Gather every line of the entries that includes the word "clock".
--- Information provided ---
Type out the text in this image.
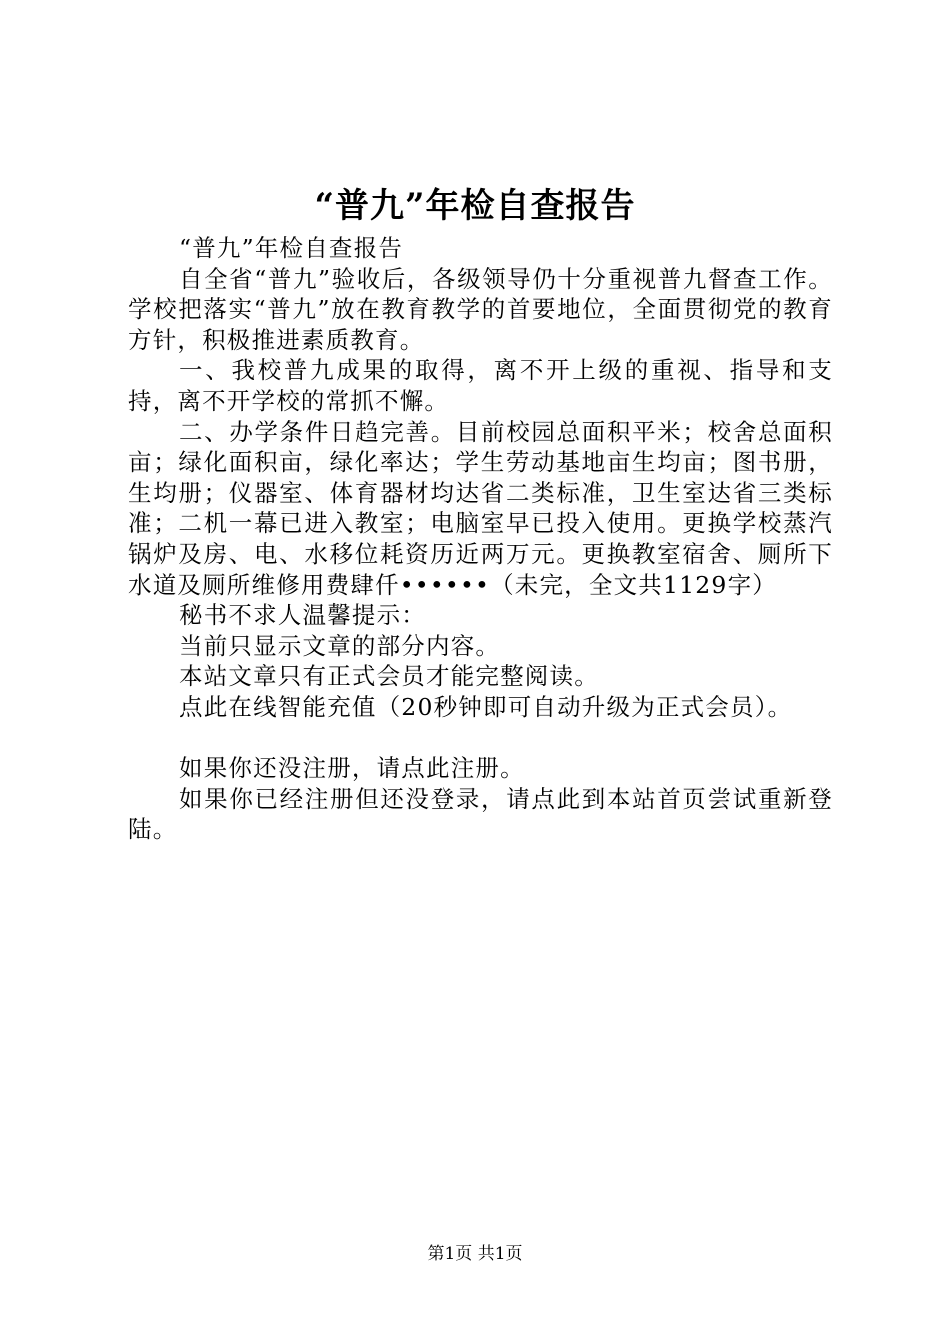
“普九”年检自查报告

“普九”年检自查报告

自全省“普九”验收后，各级领导仍十分重视普九督查工作。学校把落实“普九”放在教育教学的首要地位，全面贯彻党的教育方针，积极推进素质教育。

一、我校普九成果的取得，离不开上级的重视、指导和支持，离不开学校的常抓不懈。

二、办学条件日趋完善。目前校园总面积平米；校舍总面积亩；绿化面积亩，绿化率达；学生劳动基地亩生均亩；图书册，生均册；仪器室、体育器材均达省二类标准，卫生室达省三类标准；二机一幕已进入教室；电脑室早已投入使用。更换学校蒸汽锅炉及房、电、水移位耗资历近两万元。更换教室宿舍、厕所下水道及厕所维修用费肆仟••••••（未完，全文共1129字）

秘书不求人温馨提示：

当前只显示文章的部分内容。

本站文章只有正式会员才能完整阅读。

点此在线智能充值（20秒钟即可自动升级为正式会员）。

如果你还没注册，请点此注册。

如果你已经注册但还没登录，请点此到本站首页尝试重新登陆。

第1页 共1页
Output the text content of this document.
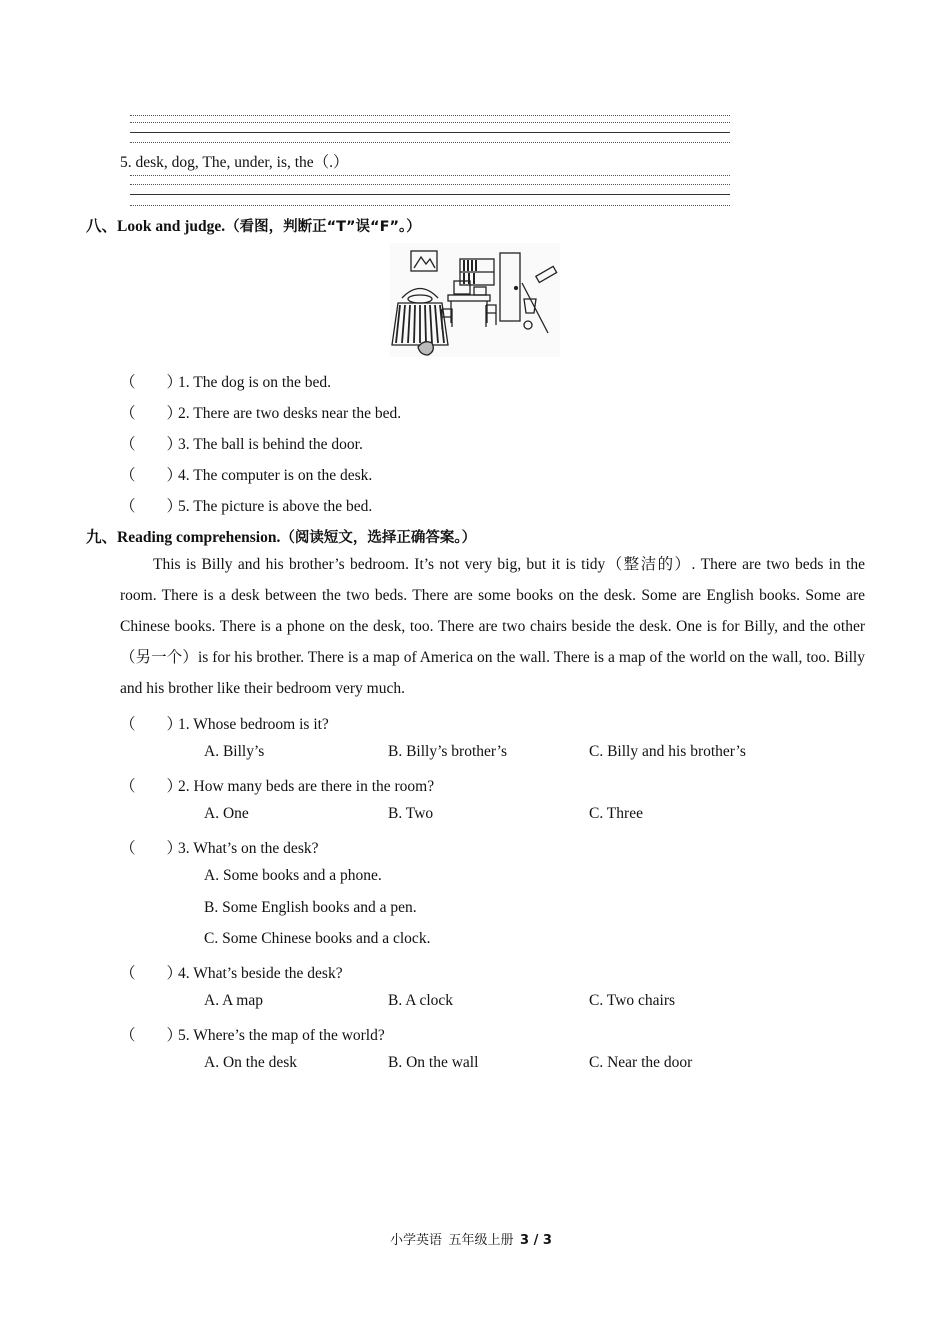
5. desk, dog, The, under, is, the（.）
八、Look and judge.（看图，判断正“T”误“F”。）
（　　）1. The dog is on the bed.
（　　）2. There are two desks near the bed.
（　　）3. The ball is behind the door.
（　　）4. The computer is on the desk.
（　　）5. The picture is above the bed.
九、Reading comprehension.（阅读短文，选择正确答案。）
This is Billy and his brother’s bedroom. It’s not very big, but it is tidy（整洁的）. There are two beds in the room. There is a desk between the two beds. There are some books on the desk. Some are English books. Some are Chinese books. There is a phone on the desk, too. There are two chairs beside the desk. One is for Billy, and the other（另一个）is for his brother. There is a map of America on the wall. There is a map of the world on the wall, too. Billy and his brother like their bedroom very much.
（　　）1. Whose bedroom is it?
A. Billy’s	B. Billy’s brother’s	C. Billy and his brother’s
（　　）2. How many beds are there in the room?
A. One	B. Two	C. Three
（　　）3. What’s on the desk?
A. Some books and a phone.
B. Some English books and a pen.
C. Some Chinese books and a clock.
（　　）4. What’s beside the desk?
A. A map	B. A clock	C. Two chairs
（　　）5. Where’s the map of the world?
A. On the desk	B. On the wall	C. Near the door
小学英语  五年级上册  3 / 3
---
▶ **Worked solution**:
C. Some Chinese books and a clock.
A. A map	B. A clock	C. Two chairs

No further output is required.